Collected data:
################

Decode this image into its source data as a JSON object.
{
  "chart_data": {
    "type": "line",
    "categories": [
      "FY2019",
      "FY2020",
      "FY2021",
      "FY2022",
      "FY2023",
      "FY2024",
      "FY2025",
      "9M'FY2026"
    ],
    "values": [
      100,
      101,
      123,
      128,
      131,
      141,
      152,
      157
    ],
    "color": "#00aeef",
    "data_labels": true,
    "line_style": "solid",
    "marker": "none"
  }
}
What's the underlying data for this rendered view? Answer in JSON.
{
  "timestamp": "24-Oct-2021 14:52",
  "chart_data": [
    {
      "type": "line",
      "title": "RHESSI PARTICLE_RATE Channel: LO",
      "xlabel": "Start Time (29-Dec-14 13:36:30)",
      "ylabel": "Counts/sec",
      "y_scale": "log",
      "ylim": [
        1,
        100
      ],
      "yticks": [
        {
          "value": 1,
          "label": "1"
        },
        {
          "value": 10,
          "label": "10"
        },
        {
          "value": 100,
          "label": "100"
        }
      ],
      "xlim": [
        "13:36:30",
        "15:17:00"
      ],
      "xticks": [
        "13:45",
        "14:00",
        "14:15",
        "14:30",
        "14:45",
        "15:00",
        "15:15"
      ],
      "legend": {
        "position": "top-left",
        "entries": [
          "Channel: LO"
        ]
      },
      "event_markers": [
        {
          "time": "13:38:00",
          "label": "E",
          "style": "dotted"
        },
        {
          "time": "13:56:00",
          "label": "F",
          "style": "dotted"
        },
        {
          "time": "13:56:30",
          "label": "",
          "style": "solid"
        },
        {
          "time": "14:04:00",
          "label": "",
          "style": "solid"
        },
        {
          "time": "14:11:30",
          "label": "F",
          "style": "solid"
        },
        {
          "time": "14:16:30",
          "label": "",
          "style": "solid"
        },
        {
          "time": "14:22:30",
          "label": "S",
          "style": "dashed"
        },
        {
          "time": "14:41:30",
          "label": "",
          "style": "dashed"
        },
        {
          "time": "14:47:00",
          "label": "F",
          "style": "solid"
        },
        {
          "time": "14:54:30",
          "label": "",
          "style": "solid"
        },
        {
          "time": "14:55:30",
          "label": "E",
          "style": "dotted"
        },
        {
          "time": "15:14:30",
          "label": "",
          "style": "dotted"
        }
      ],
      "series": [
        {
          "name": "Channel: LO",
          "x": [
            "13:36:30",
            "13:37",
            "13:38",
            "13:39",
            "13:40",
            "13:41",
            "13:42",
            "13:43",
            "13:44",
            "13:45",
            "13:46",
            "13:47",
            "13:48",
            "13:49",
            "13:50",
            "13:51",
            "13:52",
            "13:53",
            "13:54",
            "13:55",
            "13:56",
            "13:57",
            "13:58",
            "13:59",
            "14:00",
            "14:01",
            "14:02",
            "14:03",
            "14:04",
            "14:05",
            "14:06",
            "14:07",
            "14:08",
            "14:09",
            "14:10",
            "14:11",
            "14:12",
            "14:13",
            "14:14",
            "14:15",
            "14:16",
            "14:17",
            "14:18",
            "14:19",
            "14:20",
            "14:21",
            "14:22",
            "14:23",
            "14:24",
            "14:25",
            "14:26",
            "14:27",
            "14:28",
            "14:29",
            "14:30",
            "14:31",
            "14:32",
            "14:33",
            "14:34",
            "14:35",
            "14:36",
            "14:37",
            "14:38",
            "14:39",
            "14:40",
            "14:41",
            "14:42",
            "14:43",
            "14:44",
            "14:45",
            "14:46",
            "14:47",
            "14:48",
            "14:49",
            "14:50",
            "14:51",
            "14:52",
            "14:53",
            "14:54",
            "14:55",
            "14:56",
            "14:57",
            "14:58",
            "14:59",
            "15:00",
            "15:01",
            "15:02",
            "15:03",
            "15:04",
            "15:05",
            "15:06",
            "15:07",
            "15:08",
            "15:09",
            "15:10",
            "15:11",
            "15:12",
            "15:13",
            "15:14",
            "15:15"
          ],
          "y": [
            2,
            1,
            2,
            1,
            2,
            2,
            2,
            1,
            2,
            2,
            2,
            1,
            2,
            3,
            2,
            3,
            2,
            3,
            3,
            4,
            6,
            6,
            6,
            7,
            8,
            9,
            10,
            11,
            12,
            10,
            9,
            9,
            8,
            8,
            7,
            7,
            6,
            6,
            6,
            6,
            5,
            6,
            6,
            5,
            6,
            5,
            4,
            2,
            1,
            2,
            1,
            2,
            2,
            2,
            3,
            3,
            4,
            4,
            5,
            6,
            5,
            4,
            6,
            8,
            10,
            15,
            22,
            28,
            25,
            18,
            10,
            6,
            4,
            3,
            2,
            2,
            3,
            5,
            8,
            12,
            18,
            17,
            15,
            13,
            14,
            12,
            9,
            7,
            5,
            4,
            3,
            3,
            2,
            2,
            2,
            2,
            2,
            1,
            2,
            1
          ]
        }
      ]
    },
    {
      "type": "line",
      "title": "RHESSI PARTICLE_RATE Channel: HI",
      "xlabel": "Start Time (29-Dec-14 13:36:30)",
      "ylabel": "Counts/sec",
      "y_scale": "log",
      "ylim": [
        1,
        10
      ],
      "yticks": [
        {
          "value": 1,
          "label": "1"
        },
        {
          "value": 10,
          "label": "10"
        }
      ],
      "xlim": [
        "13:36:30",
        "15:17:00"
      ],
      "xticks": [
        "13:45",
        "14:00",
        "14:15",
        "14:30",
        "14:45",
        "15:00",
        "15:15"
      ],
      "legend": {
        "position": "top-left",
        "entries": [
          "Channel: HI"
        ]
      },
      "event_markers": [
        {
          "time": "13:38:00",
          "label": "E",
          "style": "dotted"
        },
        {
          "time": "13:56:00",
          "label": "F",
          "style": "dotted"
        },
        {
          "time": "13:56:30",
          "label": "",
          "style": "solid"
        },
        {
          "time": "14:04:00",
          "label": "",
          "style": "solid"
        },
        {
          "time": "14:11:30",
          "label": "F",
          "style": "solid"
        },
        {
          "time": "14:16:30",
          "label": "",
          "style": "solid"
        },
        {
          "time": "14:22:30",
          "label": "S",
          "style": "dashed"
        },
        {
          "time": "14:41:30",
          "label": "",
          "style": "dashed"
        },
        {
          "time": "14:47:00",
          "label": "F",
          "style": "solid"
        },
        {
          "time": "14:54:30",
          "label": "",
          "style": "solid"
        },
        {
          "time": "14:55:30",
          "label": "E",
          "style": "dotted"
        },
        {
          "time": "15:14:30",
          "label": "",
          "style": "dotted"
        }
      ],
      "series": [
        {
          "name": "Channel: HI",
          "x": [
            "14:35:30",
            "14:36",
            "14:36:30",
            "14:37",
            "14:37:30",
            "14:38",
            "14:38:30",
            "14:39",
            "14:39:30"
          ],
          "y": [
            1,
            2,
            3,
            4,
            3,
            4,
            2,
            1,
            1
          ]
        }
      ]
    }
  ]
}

################

Repeat the records exactly, including every line.

## WRITTEN SOLUTION
Decode this image into its source data as a JSON object.
{
  "chart_data": {
    "type": "line",
    "categories": [
      "FY2019",
      "FY2020",
      "FY2021",
      "FY2022",
      "FY2023",
      "FY2024",
      "FY2025",
      "9M'FY2026"
    ],
    "values": [
      100,
      101,
      123,
      128,
      131,
      141,
      152,
      157
    ],
    "color": "#00aeef",
    "data_labels": true,
    "line_style": "solid",
    "marker": "none"
  }
}
What's the underlying data for this rendered view? Answer in JSON.
{
  "timestamp": "24-Oct-2021 14:52",
  "chart_data": [
    {
      "type": "line",
      "title": "RHESSI PARTICLE_RATE Channel: LO",
      "xlabel": "Start Time (29-Dec-14 13:36:30)",
      "ylabel": "Counts/sec",
      "y_scale": "log",
      "ylim": [
        1,
        100
      ],
      "yticks": [
        {
          "value": 1,
          "label": "1"
        },
        {
          "value": 10,
          "label": "10"
        },
        {
          "value": 100,
          "label": "100"
        }
      ],
      "xlim": [
        "13:36:30",
        "15:17:00"
      ],
      "xticks": [
        "13:45",
        "14:00",
        "14:15",
        "14:30",
        "14:45",
        "15:00",
        "15:15"
      ],
      "legend": {
        "position": "top-left",
        "entries": [
          "Channel: LO"
        ]
      },
      "event_markers": [
        {
          "time": "13:38:00",
          "label": "E",
          "style": "dotted"
        },
        {
          "time": "13:56:00",
          "label": "F",
          "style": "dotted"
        },
        {
          "time": "13:56:30",
          "label": "",
          "style": "solid"
        },
        {
          "time": "14:04:00",
          "label": "",
          "style": "solid"
        },
        {
          "time": "14:11:30",
          "label": "F",
          "style": "solid"
        },
        {
          "time": "14:16:30",
          "label": "",
          "style": "solid"
        },
        {
          "time": "14:22:30",
          "label": "S",
          "style": "dashed"
        },
        {
          "time": "14:41:30",
          "label": "",
          "style": "dashed"
        },
        {
          "time": "14:47:00",
          "label": "F",
          "style": "solid"
        },
        {
          "time": "14:54:30",
          "label": "",
          "style": "solid"
        },
        {
          "time": "14:55:30",
          "label": "E",
          "style": "dotted"
        },
        {
          "time": "15:14:30",
          "label": "",
          "style": "dotted"
        }
      ],
      "series": [
        {
          "name": "Channel: LO",
          "x": [
            "13:36:30",
            "13:37",
            "13:38",
            "13:39",
            "13:40",
            "13:41",
            "13:42",
            "13:43",
            "13:44",
            "13:45",
            "13:46",
            "13:47",
            "13:48",
            "13:49",
            "13:50",
            "13:51",
            "13:52",
            "13:53",
            "13:54",
            "13:55",
            "13:56",
            "13:57",
            "13:58",
            "13:59",
            "14:00",
            "14:01",
            "14:02",
            "14:03",
            "14:04",
            "14:05",
            "14:06",
            "14:07",
            "14:08",
            "14:09",
            "14:10",
            "14:11",
            "14:12",
            "14:13",
            "14:14",
            "14:15",
            "14:16",
            "14:17",
            "14:18",
            "14:19",
            "14:20",
            "14:21",
            "14:22",
            "14:23",
            "14:24",
            "14:25",
            "14:26",
            "14:27",
            "14:28",
            "14:29",
            "14:30",
            "14:31",
            "14:32",
            "14:33",
            "14:34",
            "14:35",
            "14:36",
            "14:37",
            "14:38",
            "14:39",
            "14:40",
            "14:41",
            "14:42",
            "14:43",
            "14:44",
            "14:45",
            "14:46",
            "14:47",
            "14:48",
            "14:49",
            "14:50",
            "14:51",
            "14:52",
            "14:53",
            "14:54",
            "14:55",
            "14:56",
            "14:57",
            "14:58",
            "14:59",
            "15:00",
            "15:01",
            "15:02",
            "15:03",
            "15:04",
            "15:05",
            "15:06",
            "15:07",
            "15:08",
            "15:09",
            "15:10",
            "15:11",
            "15:12",
            "15:13",
            "15:14",
            "15:15"
          ],
          "y": [
            2,
            1,
            2,
            1,
            2,
            2,
            2,
            1,
            2,
            2,
            2,
            1,
            2,
            3,
            2,
            3,
            2,
            3,
            3,
            4,
            6,
            6,
            6,
            7,
            8,
            9,
            10,
            11,
            12,
            10,
            9,
            9,
            8,
            8,
            7,
            7,
            6,
            6,
            6,
            6,
            5,
            6,
            6,
            5,
            6,
            5,
            4,
            2,
            1,
            2,
            1,
            2,
            2,
            2,
            3,
            3,
            4,
            4,
            5,
            6,
            5,
            4,
            6,
            8,
            10,
            15,
            22,
            28,
            25,
            18,
            10,
            6,
            4,
            3,
            2,
            2,
            3,
            5,
            8,
            12,
            18,
            17,
            15,
            13,
            14,
            12,
            9,
            7,
            5,
            4,
            3,
            3,
            2,
            2,
            2,
            2,
            2,
            1,
            2,
            1
          ]
        }
      ]
    },
    {
      "type": "line",
      "title": "RHESSI PARTICLE_RATE Channel: HI",
      "xlabel": "Start Time (29-Dec-14 13:36:30)",
      "ylabel": "Counts/sec",
      "y_scale": "log",
      "ylim": [
        1,
        10
      ],
      "yticks": [
        {
          "value": 1,
          "label": "1"
        },
        {
          "value": 10,
          "label": "10"
        }
      ],
      "xlim": [
        "13:36:30",
        "15:17:00"
      ],
      "xticks": [
        "13:45",
        "14:00",
        "14:15",
        "14:30",
        "14:45",
        "15:00",
        "15:15"
      ],
      "legend": {
        "position": "top-left",
        "entries": [
          "Channel: HI"
        ]
      },
      "event_markers": [
        {
          "time": "13:38:00",
          "label": "E",
          "style": "dotted"
        },
        {
          "time": "13:56:00",
          "label": "F",
          "style": "dotted"
        },
        {
          "time": "13:56:30",
          "label": "",
          "style": "solid"
        },
        {
          "time": "14:04:00",
          "label": "",
          "style": "solid"
        },
        {
          "time": "14:11:30",
          "label": "F",
          "style": "solid"
        },
        {
          "time": "14:16:30",
          "label": "",
          "style": "solid"
        },
        {
          "time": "14:22:30",
          "label": "S",
          "style": "dashed"
        },
        {
          "time": "14:41:30",
          "label": "",
          "style": "dashed"
        },
        {
          "time": "14:47:00",
          "label": "F",
          "style": "solid"
        },
        {
          "time": "14:54:30",
          "label": "",
          "style": "solid"
        },
        {
          "time": "14:55:30",
          "label": "E",
          "style": "dotted"
        },
        {
          "time": "15:14:30",
          "label": "",
          "style": "dotted"
        }
      ],
      "series": [
        {
          "name": "Channel: HI",
          "x": [
            "14:35:30",
            "14:36",
            "14:36:30",
            "14:37",
            "14:37:30",
            "14:38",
            "14:38:30",
            "14:39",
            "14:39:30"
          ],
          "y": [
            1,
            2,
            3,
            4,
            3,
            4,
            2,
            1,
            1
          ]
        }
      ]
    }
  ]
}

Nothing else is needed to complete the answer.